- **WHAT THIS TASK INVOLVES**: Without altering anything, output the material below.

- **LISTED RECORDS**:

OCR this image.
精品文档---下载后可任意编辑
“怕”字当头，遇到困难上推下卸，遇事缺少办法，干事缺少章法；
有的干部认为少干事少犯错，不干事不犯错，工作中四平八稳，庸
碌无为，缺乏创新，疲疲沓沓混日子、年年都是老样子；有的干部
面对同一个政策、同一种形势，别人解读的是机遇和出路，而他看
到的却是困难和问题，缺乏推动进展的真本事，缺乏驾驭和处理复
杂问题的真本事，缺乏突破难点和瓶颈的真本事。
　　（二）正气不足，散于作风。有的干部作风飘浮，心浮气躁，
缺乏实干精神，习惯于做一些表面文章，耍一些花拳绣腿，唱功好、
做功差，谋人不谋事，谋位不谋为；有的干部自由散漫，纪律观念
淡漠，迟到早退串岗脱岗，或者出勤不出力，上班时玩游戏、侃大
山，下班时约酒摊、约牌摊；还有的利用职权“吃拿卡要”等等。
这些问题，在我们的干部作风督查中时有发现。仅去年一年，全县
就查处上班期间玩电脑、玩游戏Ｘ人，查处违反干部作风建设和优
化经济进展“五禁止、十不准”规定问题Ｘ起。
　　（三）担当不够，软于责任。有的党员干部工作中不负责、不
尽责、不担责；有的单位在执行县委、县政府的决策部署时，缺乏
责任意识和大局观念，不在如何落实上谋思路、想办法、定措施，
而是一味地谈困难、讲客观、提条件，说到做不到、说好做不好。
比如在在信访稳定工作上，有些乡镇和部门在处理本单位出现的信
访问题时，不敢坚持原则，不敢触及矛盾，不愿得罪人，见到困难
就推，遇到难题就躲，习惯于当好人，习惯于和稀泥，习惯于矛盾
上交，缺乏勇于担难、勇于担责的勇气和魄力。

- **COMPLETE RESPONSE**:
OCR this image.
精品文档---下载后可任意编辑
“怕”字当头，遇到困难上推下卸，遇事缺少办法，干事缺少章法；
有的干部认为少干事少犯错，不干事不犯错，工作中四平八稳，庸
碌无为，缺乏创新，疲疲沓沓混日子、年年都是老样子；有的干部
面对同一个政策、同一种形势，别人解读的是机遇和出路，而他看
到的却是困难和问题，缺乏推动进展的真本事，缺乏驾驭和处理复
杂问题的真本事，缺乏突破难点和瓶颈的真本事。
　　（二）正气不足，散于作风。有的干部作风飘浮，心浮气躁，
缺乏实干精神，习惯于做一些表面文章，耍一些花拳绣腿，唱功好、
做功差，谋人不谋事，谋位不谋为；有的干部自由散漫，纪律观念
淡漠，迟到早退串岗脱岗，或者出勤不出力，上班时玩游戏、侃大
山，下班时约酒摊、约牌摊；还有的利用职权“吃拿卡要”等等。
这些问题，在我们的干部作风督查中时有发现。仅去年一年，全县
就查处上班期间玩电脑、玩游戏Ｘ人，查处违反干部作风建设和优
化经济进展“五禁止、十不准”规定问题Ｘ起。
　　（三）担当不够，软于责任。有的党员干部工作中不负责、不
尽责、不担责；有的单位在执行县委、县政府的决策部署时，缺乏
责任意识和大局观念，不在如何落实上谋思路、想办法、定措施，
而是一味地谈困难、讲客观、提条件，说到做不到、说好做不好。
比如在在信访稳定工作上，有些乡镇和部门在处理本单位出现的信
访问题时，不敢坚持原则，不敢触及矛盾，不愿得罪人，见到困难
就推，遇到难题就躲，习惯于当好人，习惯于和稀泥，习惯于矛盾
上交，缺乏勇于担难、勇于担责的勇气和魄力。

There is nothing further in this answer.